--- start of Data in this exercise ---
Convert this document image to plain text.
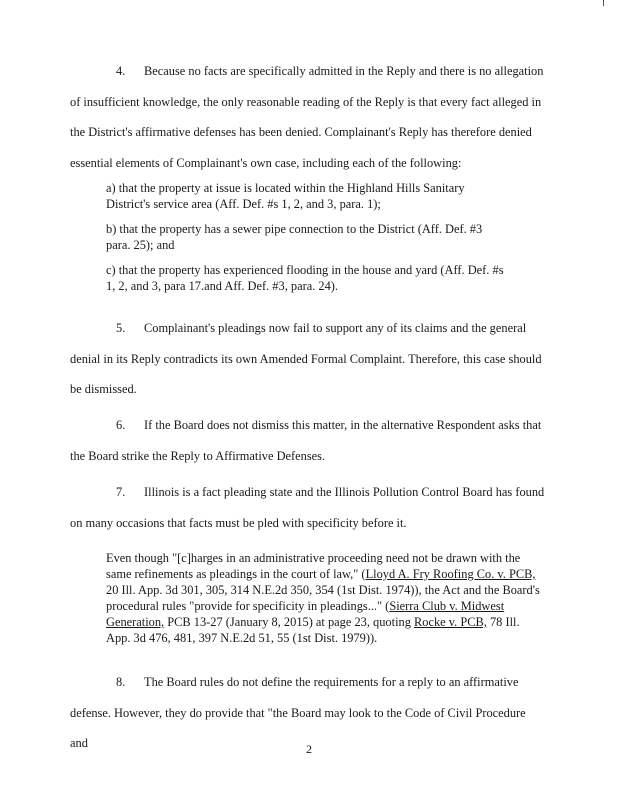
4. Because no facts are specifically admitted in the Reply and there is no allegation of insufficient knowledge, the only reasonable reading of the Reply is that every fact alleged in the District's affirmative defenses has been denied. Complainant's Reply has therefore denied essential elements of Complainant's own case, including each of the following:

a) that the property at issue is located within the Highland Hills Sanitary District's service area (Aff. Def. #s 1, 2, and 3, para. 1);

b) that the property has a sewer pipe connection to the District (Aff. Def. #3 para. 25); and

c) that the property has experienced flooding in the house and yard (Aff. Def. #s 1, 2, and 3, para 17.and Aff. Def. #3, para. 24).

5. Complainant's pleadings now fail to support any of its claims and the general denial in its Reply contradicts its own Amended Formal Complaint. Therefore, this case should be dismissed.

6. If the Board does not dismiss this matter, in the alternative Respondent asks that the Board strike the Reply to Affirmative Defenses.

7. Illinois is a fact pleading state and the Illinois Pollution Control Board has found on many occasions that facts must be pled with specificity before it.

Even though "[c]harges in an administrative proceeding need not be drawn with the same refinements as pleadings in the court of law," (Lloyd A. Fry Roofing Co. v. PCB, 20 Ill. App. 3d 301, 305, 314 N.E.2d 350, 354 (1st Dist. 1974)), the Act and the Board's procedural rules "provide for specificity in pleadings..." (Sierra Club v. Midwest Generation, PCB 13-27 (January 8, 2015) at page 23, quoting Rocke v. PCB, 78 Ill. App. 3d 476, 481, 397 N.E.2d 51, 55 (1st Dist. 1979)).

8. The Board rules do not define the requirements for a reply to an affirmative defense. However, they do provide that "the Board may look to the Code of Civil Procedure and	2
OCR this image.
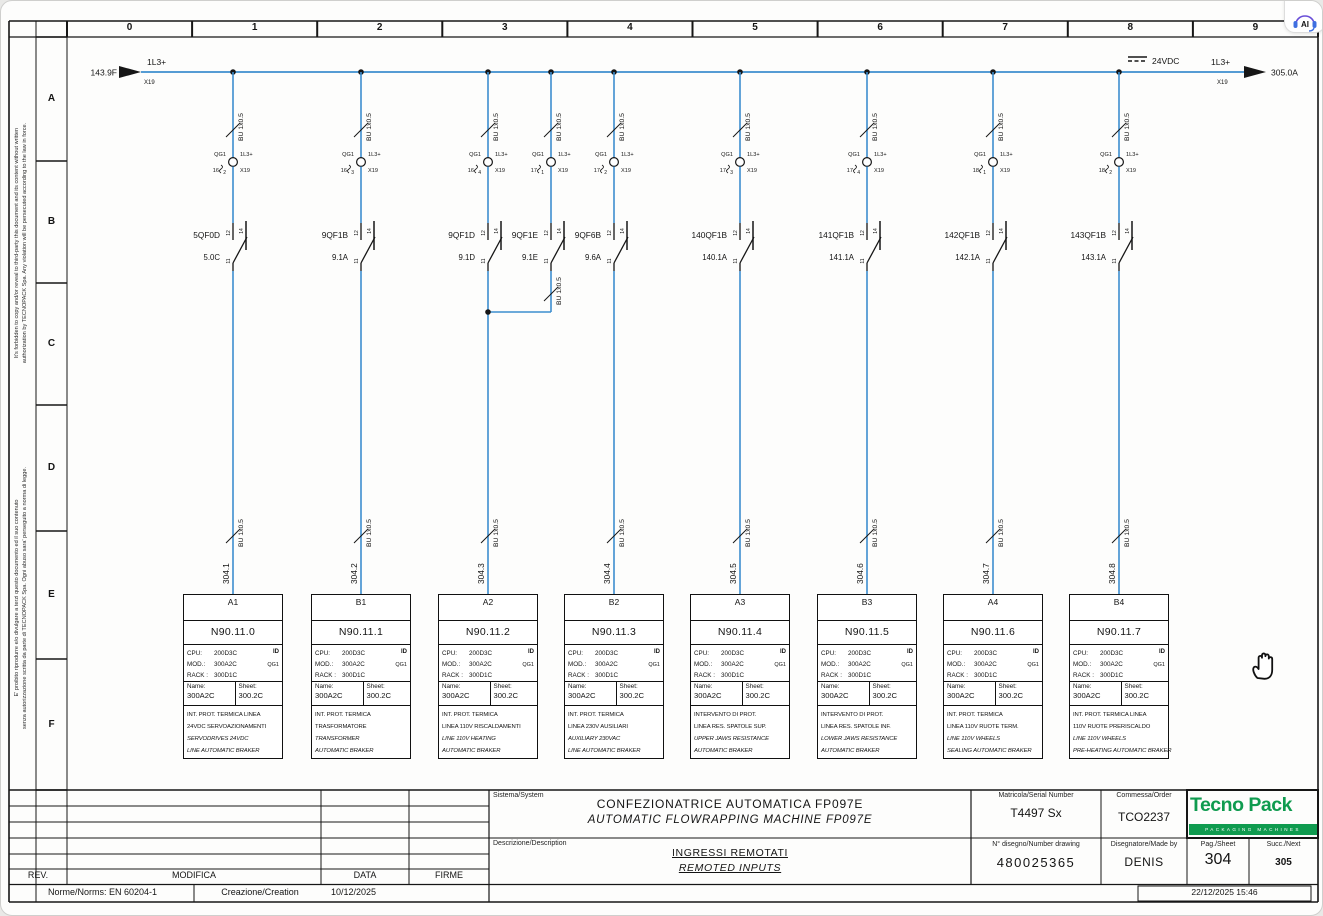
143.9F
1L3+
X19
305.0A
1L3+
X19
24VDC
BU 1x0.5
QG1
16 2
1L3+
X19
12 14
11
5QF0D
5.0C
BU 1x0.5
QG1
16 3
1L3+
X19
12 14
11
9QF1B
9.1A
BU 1x0.5
QG1
16 4
1L3+
X19
12 14
11
9QF1D
9.1D
BU 1x0.5
QG1
17 1
1L3+
X19
12 14
11
9QF1E
9.1E
BU 1x0.5
BU 1x0.5
QG1
17 2
1L3+
X19
12 14
11
9QF6B
9.6A
BU 1x0.5
QG1
17 3
1L3+
X19
12 14
11
140QF1B
140.1A
BU 1x0.5
QG1
17 4
1L3+
X19
12 14
11
141QF1B
141.1A
BU 1x0.5
QG1
18 1
1L3+
X19
12 14
11
142QF1B
142.1A
BU 1x0.5
QG1
18 2
1L3+
X19
12 14
11
143QF1B
143.1A
BU 1x0.5
304.1
BU 1x0.5
304.2
BU 1x0.5
304.3
BU 1x0.5
304.4
BU 1x0.5
304.5
BU 1x0.5
304.6
BU 1x0.5
304.7
BU 1x0.5
304.8
0	1	2	3	4	5	6	7	8	9
A
B
C
D
E
F
A1
N90.11.0
CPU: 200D3C
MOD.: 300A2C
RACK : 300D1C
ID
QG1
Name:
300A2C
Sheet:
300.2C
INT. PROT. TERMICA LINEA
24VDC SERVOAZIONAMENTI
SERVODRIVES 24VDC
LINE AUTOMATIC BRAKER
B1
N90.11.1
CPU: 200D3C
MOD.: 300A2C
RACK : 300D1C
ID
QG1
Name:
300A2C
Sheet:
300.2C
INT. PROT. TERMICA
TRASFORMATORE
TRANSFORMER
AUTOMATIC BRAKER
A2
N90.11.2
CPU: 200D3C
MOD.: 300A2C
RACK : 300D1C
ID
QG1
Name:
300A2C
Sheet:
300.2C
INT. PROT. TERMICA
LINEA 110V RISCALDAMENTI
LINE 110V HEATING
AUTOMATIC BRAKER
B2
N90.11.3
CPU: 200D3C
MOD.: 300A2C
RACK : 300D1C
ID
QG1
Name:
300A2C
Sheet:
300.2C
INT. PROT. TERMICA
LINEA 230V AUSILIARI
AUXILIARY 230VAC
LINE AUTOMATIC BRAKER
A3
N90.11.4
CPU: 200D3C
MOD.: 300A2C
RACK : 300D1C
ID
QG1
Name:
300A2C
Sheet:
300.2C
INTERVENTO DI PROT.
LINEA RES. SPATOLE SUP.
UPPER JAWS RESISTANCE
AUTOMATIC BRAKER
B3
N90.11.5
CPU: 200D3C
MOD.: 300A2C
RACK : 300D1C
ID
QG1
Name:
300A2C
Sheet:
300.2C
INTERVENTO DI PROT.
LINEA RES. SPATOLE INF.
LOWER JAWS RESISTANCE
AUTOMATIC BRAKER
A4
N90.11.6
CPU: 200D3C
MOD.: 300A2C
RACK : 300D1C
ID
QG1
Name:
300A2C
Sheet:
300.2C
INT. PROT. TERMICA
LINEA 110V RUOTE TERM.
LINE 110V WHEELS
SEALING AUTOMATIC BRAKER
B4
N90.11.7
CPU: 200D3C
MOD.: 300A2C
RACK : 300D1C
ID
QG1
Name:
300A2C
Sheet:
300.2C
INT. PROT. TERMICA LINEA
110V RUOTE PRERISCALDO
LINE 110V WHEELS
PRE-HEATING AUTOMATIC BRAKER
It's forbidden to copy and/or reveal to third-party this document and its content without written authorization by TECNOPACK Spa. Any violation will be persecuted according to the law in force.
E' proibito riprodurre e/o divulgare a terzi questo documento ed il suo contenuto senza autorizzazione scritta da parte di TECNOPACK Spa. Ogni abuso sara' perseguito a norma di legge.
Sistema/System
CONFEZIONATRICE AUTOMATICA FP097E
AUTOMATIC FLOWRAPPING MACHINE FP097E
Descrizione/Description
INGRESSI REMOTATI
REMOTED INPUTS
Matricola/Serial Number
T4497 Sx
Commessa/Order
TCO2237
Tecno Pack
PACKAGING MACHINES
N° disegno/Number drawing
480025365
Disegnatore/Made by
DENIS
Pag./Sheet
304
Succ./Next
305
REV.	MODIFICA	DATA	FIRME
Norme/Norms: EN 60204-1	Creazione/Creation	10/12/2025	22/12/2025 15:46
AI
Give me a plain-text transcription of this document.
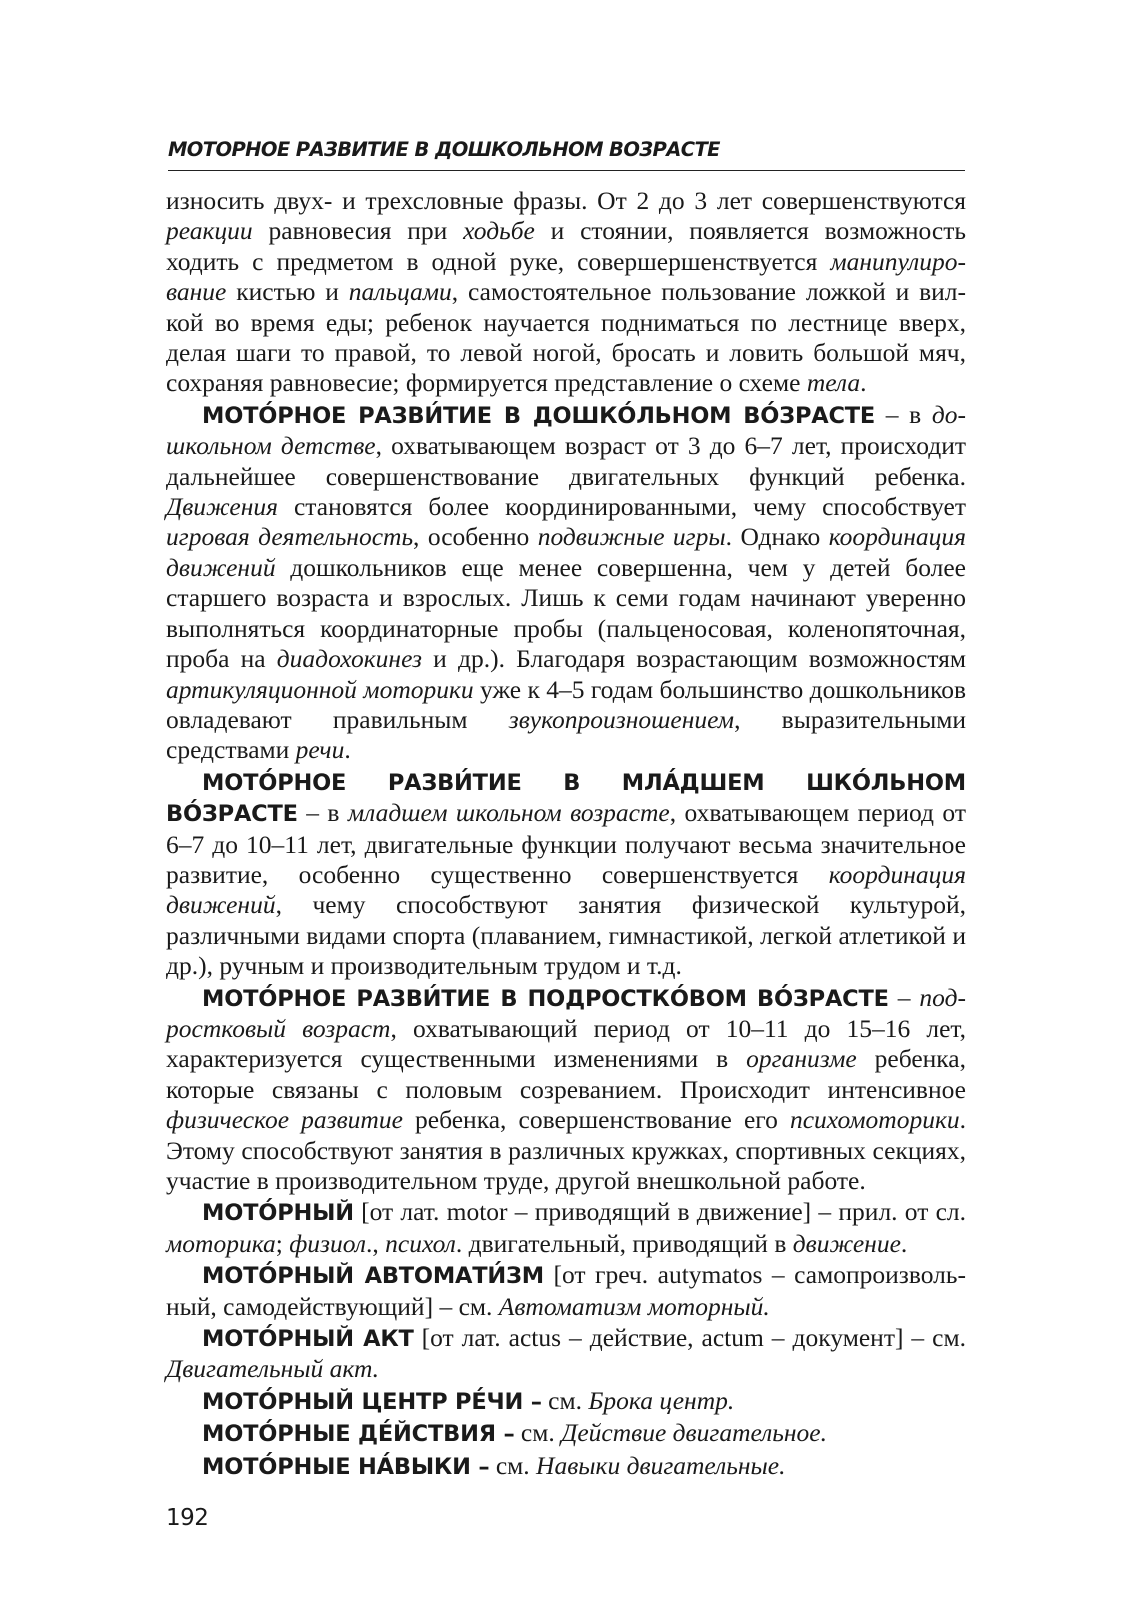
МОТОРНОЕ РАЗВИТИЕ В ДОШКОЛЬНОМ ВОЗРАСТЕ

износить двух- и трехсловные фразы. От 2 до 3 лет совершенствуются реакции равновесия при ходьбе и стоянии, появляется возможность ходить с предметом в одной руке, совершершенствуется манипулирование кистью и пальцами, самостоятельное пользование ложкой и вилкой во время еды; ребенок научается подниматься по лестнице вверх, делая шаги то правой, то левой ногой, бросать и ловить большой мяч, сохраняя равновесие; формируется представление о схеме тела.

МОТО́РНОЕ РАЗВИ́ТИЕ В ДОШКО́ЛЬНОМ ВО́ЗРАСТЕ – в дошкольном детстве, охватывающем возраст от 3 до 6–7 лет, происходит дальнейшее совершенствование двигательных функций ребенка. Движения становятся более координированными, чему способствует игровая деятельность, особенно подвижные игры. Однако координация движений дошкольников еще менее совершенна, чем у детей более старшего возраста и взрослых. Лишь к семи годам начинают уверенно выполняться координаторные пробы (пальценосовая, коленопяточная, проба на диадохокинез и др.). Благодаря возрастающим возможностям артикуляционной моторики уже к 4–5 годам большинство дошкольников овладевают правильным звукопроизношением, выразительными средствами речи.

МОТО́РНОЕ РАЗВИ́ТИЕ В МЛА́ДШЕМ ШКО́ЛЬНОМ ВО́ЗРАСТЕ – в младшем школьном возрасте, охватывающем период от 6–7 до 10–11 лет, двигательные функции получают весьма значительное развитие, особенно существенно совершенствуется координация движений, чему способствуют занятия физической культурой, различными видами спорта (плаванием, гимнастикой, легкой атлетикой и др.), ручным и производительным трудом и т.д.

МОТО́РНОЕ РАЗВИ́ТИЕ В ПОДРОСТКО́ВОМ ВО́ЗРАСТЕ – подростковый возраст, охватывающий период от 10–11 до 15–16 лет, характеризуется существенными изменениями в организме ребенка, которые связаны с половым созреванием. Происходит интенсивное физическое развитие ребенка, совершенствование его психомоторики. Этому способствуют занятия в различных кружках, спортивных секциях, участие в производительном труде, другой внешкольной работе.

МОТО́РНЫЙ [от лат. motor – приводящий в движение] – прил. от сл. моторика; физиол., психол. двигательный, приводящий в движение.

МОТО́РНЫЙ АВТОМАТИ́ЗМ [от греч. autymatos – самопроизвольный, самодействующий] – см. Автоматизм моторный.

МОТО́РНЫЙ АКТ [от лат. actus – действие, actum – документ] – см. Двигательный акт.

МОТО́РНЫЙ ЦЕНТР РЕ́ЧИ – см. Брока центр.

МОТО́РНЫЕ ДЕ́ЙСТВИЯ – см. Действие двигательное.

МОТО́РНЫЕ НА́ВЫКИ – см. Навыки двигательные.

192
--- end of Data in this exercise ---
Work out how many lines of the listing above include the word "image". Report only the number.

Completed task :: 2